Without including any pictures, write out all the entries exactly.

***

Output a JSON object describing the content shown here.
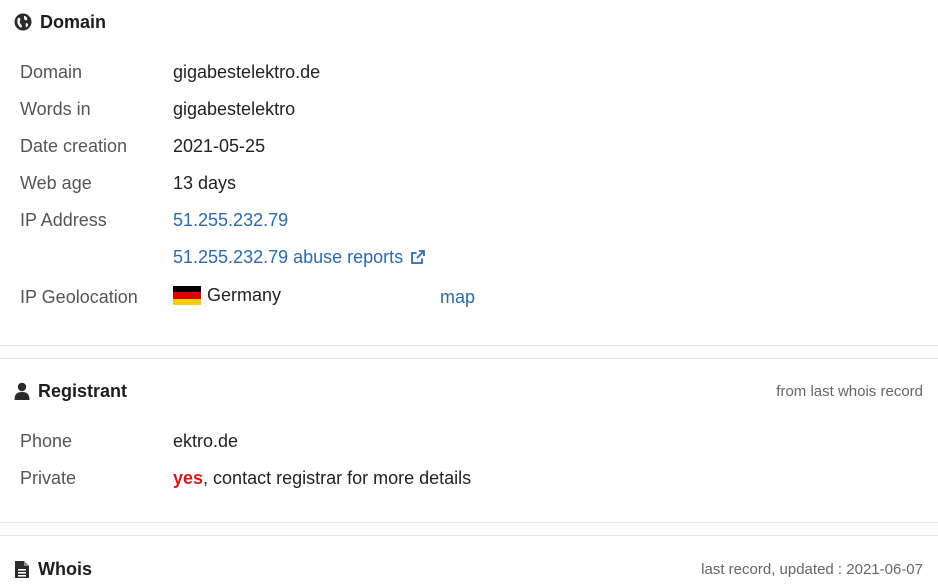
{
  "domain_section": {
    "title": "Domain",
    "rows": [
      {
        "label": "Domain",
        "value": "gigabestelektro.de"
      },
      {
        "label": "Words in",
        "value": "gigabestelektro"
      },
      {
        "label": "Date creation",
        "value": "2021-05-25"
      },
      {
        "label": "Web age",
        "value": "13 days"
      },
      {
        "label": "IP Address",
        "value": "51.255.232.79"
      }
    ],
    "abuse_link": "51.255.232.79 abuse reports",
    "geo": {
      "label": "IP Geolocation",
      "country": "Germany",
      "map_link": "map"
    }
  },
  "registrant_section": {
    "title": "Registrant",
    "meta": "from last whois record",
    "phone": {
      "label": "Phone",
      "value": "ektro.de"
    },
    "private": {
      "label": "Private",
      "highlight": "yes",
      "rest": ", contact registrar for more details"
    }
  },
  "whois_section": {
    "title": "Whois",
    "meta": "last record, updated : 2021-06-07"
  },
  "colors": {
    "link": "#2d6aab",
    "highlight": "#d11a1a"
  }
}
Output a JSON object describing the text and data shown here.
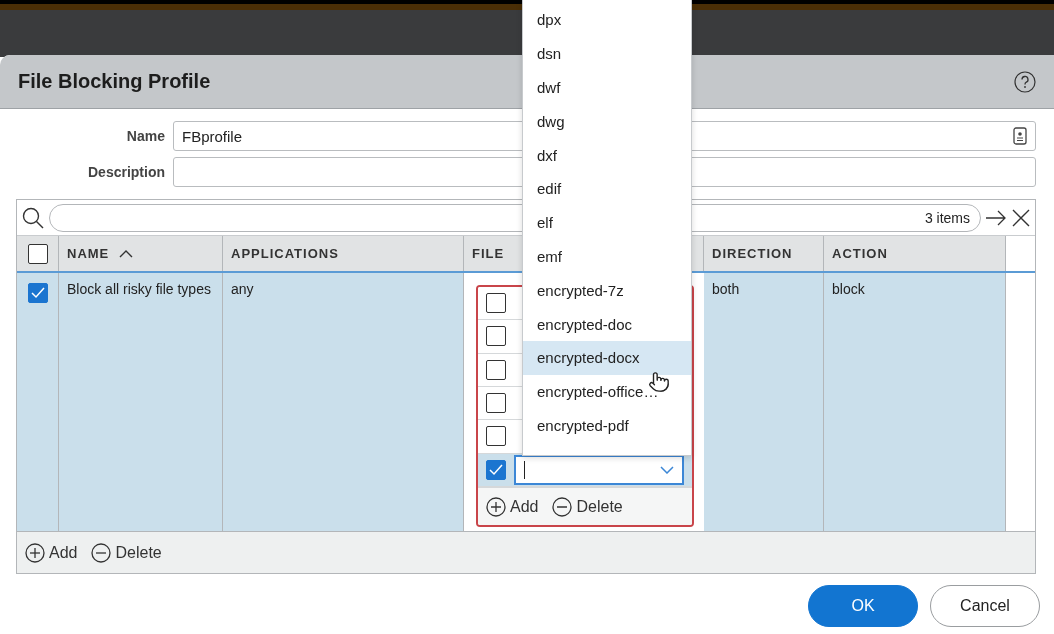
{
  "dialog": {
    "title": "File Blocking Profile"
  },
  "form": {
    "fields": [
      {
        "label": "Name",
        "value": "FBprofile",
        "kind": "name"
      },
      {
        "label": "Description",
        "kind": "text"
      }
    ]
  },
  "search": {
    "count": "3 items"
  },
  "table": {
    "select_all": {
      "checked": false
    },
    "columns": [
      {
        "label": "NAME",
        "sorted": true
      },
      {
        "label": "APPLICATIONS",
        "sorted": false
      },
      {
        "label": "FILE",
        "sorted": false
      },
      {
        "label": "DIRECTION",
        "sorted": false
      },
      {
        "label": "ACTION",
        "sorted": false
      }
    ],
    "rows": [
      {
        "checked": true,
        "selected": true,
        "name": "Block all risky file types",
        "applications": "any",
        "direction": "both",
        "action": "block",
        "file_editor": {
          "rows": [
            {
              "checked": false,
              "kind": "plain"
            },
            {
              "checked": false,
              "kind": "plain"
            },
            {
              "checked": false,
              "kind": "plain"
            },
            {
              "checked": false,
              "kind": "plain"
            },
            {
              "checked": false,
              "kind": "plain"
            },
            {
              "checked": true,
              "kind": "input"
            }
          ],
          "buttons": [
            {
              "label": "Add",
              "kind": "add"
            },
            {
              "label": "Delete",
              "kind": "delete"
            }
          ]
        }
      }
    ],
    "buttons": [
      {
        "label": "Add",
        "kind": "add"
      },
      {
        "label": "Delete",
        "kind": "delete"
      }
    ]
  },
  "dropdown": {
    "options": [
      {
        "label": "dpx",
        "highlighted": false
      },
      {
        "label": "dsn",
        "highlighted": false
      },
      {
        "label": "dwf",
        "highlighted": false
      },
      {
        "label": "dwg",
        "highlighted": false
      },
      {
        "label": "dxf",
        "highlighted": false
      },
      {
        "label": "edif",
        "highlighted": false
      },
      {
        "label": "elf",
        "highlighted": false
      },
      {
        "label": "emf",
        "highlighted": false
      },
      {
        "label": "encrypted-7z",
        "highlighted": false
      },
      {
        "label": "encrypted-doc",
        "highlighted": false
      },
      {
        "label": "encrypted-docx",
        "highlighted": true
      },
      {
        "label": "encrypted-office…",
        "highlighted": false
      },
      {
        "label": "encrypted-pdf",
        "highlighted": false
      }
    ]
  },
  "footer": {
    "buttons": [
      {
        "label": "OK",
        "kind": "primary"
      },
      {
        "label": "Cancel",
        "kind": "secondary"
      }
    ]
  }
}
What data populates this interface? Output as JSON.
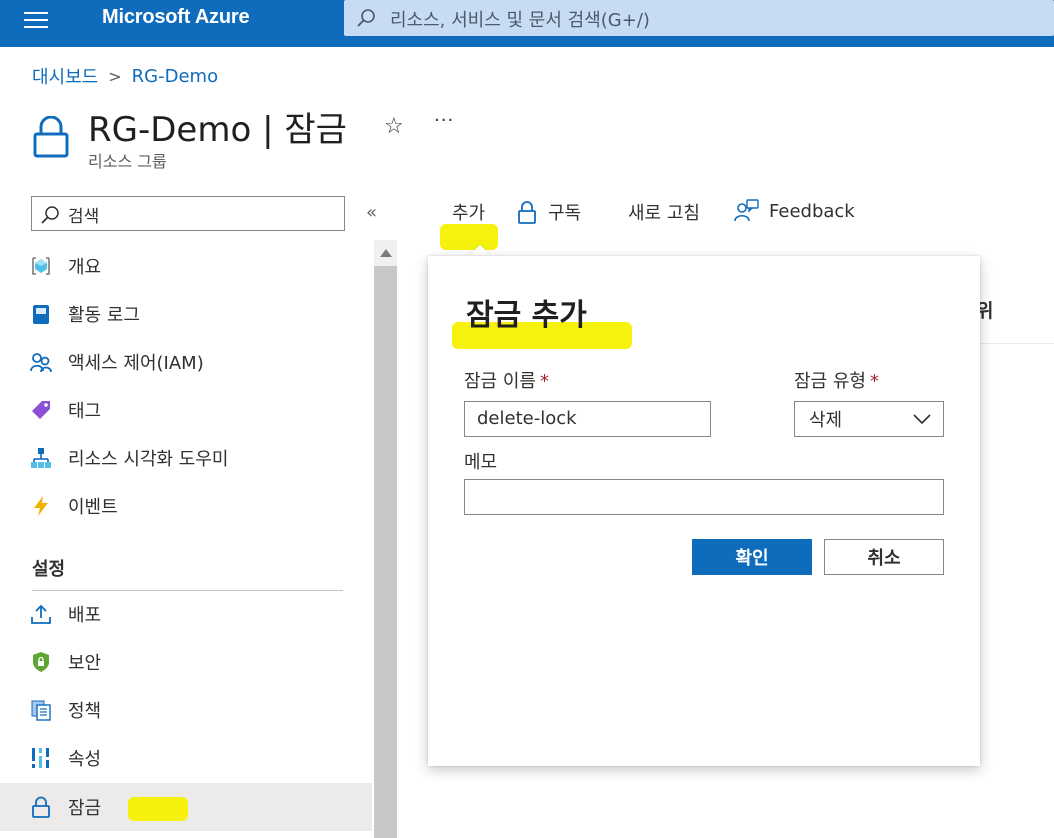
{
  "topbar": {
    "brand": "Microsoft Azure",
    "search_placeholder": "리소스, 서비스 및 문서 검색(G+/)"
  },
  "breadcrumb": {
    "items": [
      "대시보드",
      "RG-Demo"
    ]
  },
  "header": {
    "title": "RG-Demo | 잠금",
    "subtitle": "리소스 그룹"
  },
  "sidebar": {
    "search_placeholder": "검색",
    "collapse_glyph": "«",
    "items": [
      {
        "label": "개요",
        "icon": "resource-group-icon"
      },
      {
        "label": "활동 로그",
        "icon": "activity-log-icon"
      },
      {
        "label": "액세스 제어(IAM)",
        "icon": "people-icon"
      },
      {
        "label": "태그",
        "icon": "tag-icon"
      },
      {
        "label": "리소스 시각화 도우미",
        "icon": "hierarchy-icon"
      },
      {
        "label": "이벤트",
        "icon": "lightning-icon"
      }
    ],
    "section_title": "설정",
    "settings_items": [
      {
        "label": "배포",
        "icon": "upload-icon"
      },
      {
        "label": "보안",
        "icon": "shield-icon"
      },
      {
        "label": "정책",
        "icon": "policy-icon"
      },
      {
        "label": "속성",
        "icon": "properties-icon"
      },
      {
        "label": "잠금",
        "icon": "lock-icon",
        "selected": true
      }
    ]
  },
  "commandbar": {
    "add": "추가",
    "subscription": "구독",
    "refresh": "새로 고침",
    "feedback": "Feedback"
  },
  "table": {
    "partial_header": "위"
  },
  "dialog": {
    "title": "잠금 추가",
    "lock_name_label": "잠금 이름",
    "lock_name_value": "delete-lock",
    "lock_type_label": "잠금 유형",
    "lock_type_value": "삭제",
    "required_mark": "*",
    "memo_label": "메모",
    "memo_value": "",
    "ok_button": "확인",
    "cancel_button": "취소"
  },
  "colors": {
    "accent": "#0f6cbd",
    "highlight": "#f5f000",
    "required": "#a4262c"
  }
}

***

→ Written reply
Output a JSON object describing the content shown here.
{
  "domain_section": {
    "title": "Domain",
    "rows": [
      {
        "label": "Domain",
        "value": "gigabestelektro.de"
      },
      {
        "label": "Words in",
        "value": "gigabestelektro"
      },
      {
        "label": "Date creation",
        "value": "2021-05-25"
      },
      {
        "label": "Web age",
        "value": "13 days"
      },
      {
        "label": "IP Address",
        "value": "51.255.232.79"
      }
    ],
    "abuse_link": "51.255.232.79 abuse reports",
    "geo": {
      "label": "IP Geolocation",
      "country": "Germany",
      "map_link": "map"
    }
  },
  "registrant_section": {
    "title": "Registrant",
    "meta": "from last whois record",
    "phone": {
      "label": "Phone",
      "value": "ektro.de"
    },
    "private": {
      "label": "Private",
      "highlight": "yes",
      "rest": ", contact registrar for more details"
    }
  },
  "whois_section": {
    "title": "Whois",
    "meta": "last record, updated : 2021-06-07"
  },
  "colors": {
    "link": "#2d6aab",
    "highlight": "#d11a1a"
  }
}
Output a JSON object describing the text and data shown here.
{
  "dialog": {
    "title": "File Blocking Profile"
  },
  "form": {
    "fields": [
      {
        "label": "Name",
        "value": "FBprofile",
        "kind": "name"
      },
      {
        "label": "Description",
        "kind": "text"
      }
    ]
  },
  "search": {
    "count": "3 items"
  },
  "table": {
    "select_all": {
      "checked": false
    },
    "columns": [
      {
        "label": "NAME",
        "sorted": true
      },
      {
        "label": "APPLICATIONS",
        "sorted": false
      },
      {
        "label": "FILE",
        "sorted": false
      },
      {
        "label": "DIRECTION",
        "sorted": false
      },
      {
        "label": "ACTION",
        "sorted": false
      }
    ],
    "rows": [
      {
        "checked": true,
        "selected": true,
        "name": "Block all risky file types",
        "applications": "any",
        "direction": "both",
        "action": "block",
        "file_editor": {
          "rows": [
            {
              "checked": false,
              "kind": "plain"
            },
            {
              "checked": false,
              "kind": "plain"
            },
            {
              "checked": false,
              "kind": "plain"
            },
            {
              "checked": false,
              "kind": "plain"
            },
            {
              "checked": false,
              "kind": "plain"
            },
            {
              "checked": true,
              "kind": "input"
            }
          ],
          "buttons": [
            {
              "label": "Add",
              "kind": "add"
            },
            {
              "label": "Delete",
              "kind": "delete"
            }
          ]
        }
      }
    ],
    "buttons": [
      {
        "label": "Add",
        "kind": "add"
      },
      {
        "label": "Delete",
        "kind": "delete"
      }
    ]
  },
  "dropdown": {
    "options": [
      {
        "label": "dpx",
        "highlighted": false
      },
      {
        "label": "dsn",
        "highlighted": false
      },
      {
        "label": "dwf",
        "highlighted": false
      },
      {
        "label": "dwg",
        "highlighted": false
      },
      {
        "label": "dxf",
        "highlighted": false
      },
      {
        "label": "edif",
        "highlighted": false
      },
      {
        "label": "elf",
        "highlighted": false
      },
      {
        "label": "emf",
        "highlighted": false
      },
      {
        "label": "encrypted-7z",
        "highlighted": false
      },
      {
        "label": "encrypted-doc",
        "highlighted": false
      },
      {
        "label": "encrypted-docx",
        "highlighted": true
      },
      {
        "label": "encrypted-office…",
        "highlighted": false
      },
      {
        "label": "encrypted-pdf",
        "highlighted": false
      }
    ]
  },
  "footer": {
    "buttons": [
      {
        "label": "OK",
        "kind": "primary"
      },
      {
        "label": "Cancel",
        "kind": "secondary"
      }
    ]
  }
}
What data populates this interface? Output as JSON.
{
  "topbar": {
    "brand": "Microsoft Azure",
    "search_placeholder": "리소스, 서비스 및 문서 검색(G+/)"
  },
  "breadcrumb": {
    "items": [
      "대시보드",
      "RG-Demo"
    ]
  },
  "header": {
    "title": "RG-Demo | 잠금",
    "subtitle": "리소스 그룹"
  },
  "sidebar": {
    "search_placeholder": "검색",
    "collapse_glyph": "«",
    "items": [
      {
        "label": "개요",
        "icon": "resource-group-icon"
      },
      {
        "label": "활동 로그",
        "icon": "activity-log-icon"
      },
      {
        "label": "액세스 제어(IAM)",
        "icon": "people-icon"
      },
      {
        "label": "태그",
        "icon": "tag-icon"
      },
      {
        "label": "리소스 시각화 도우미",
        "icon": "hierarchy-icon"
      },
      {
        "label": "이벤트",
        "icon": "lightning-icon"
      }
    ],
    "section_title": "설정",
    "settings_items": [
      {
        "label": "배포",
        "icon": "upload-icon"
      },
      {
        "label": "보안",
        "icon": "shield-icon"
      },
      {
        "label": "정책",
        "icon": "policy-icon"
      },
      {
        "label": "속성",
        "icon": "properties-icon"
      },
      {
        "label": "잠금",
        "icon": "lock-icon",
        "selected": true
      }
    ]
  },
  "commandbar": {
    "add": "추가",
    "subscription": "구독",
    "refresh": "새로 고침",
    "feedback": "Feedback"
  },
  "table": {
    "partial_header": "위"
  },
  "dialog": {
    "title": "잠금 추가",
    "lock_name_label": "잠금 이름",
    "lock_name_value": "delete-lock",
    "lock_type_label": "잠금 유형",
    "lock_type_value": "삭제",
    "required_mark": "*",
    "memo_label": "메모",
    "memo_value": "",
    "ok_button": "확인",
    "cancel_button": "취소"
  },
  "colors": {
    "accent": "#0f6cbd",
    "highlight": "#f5f000",
    "required": "#a4262c"
  }
}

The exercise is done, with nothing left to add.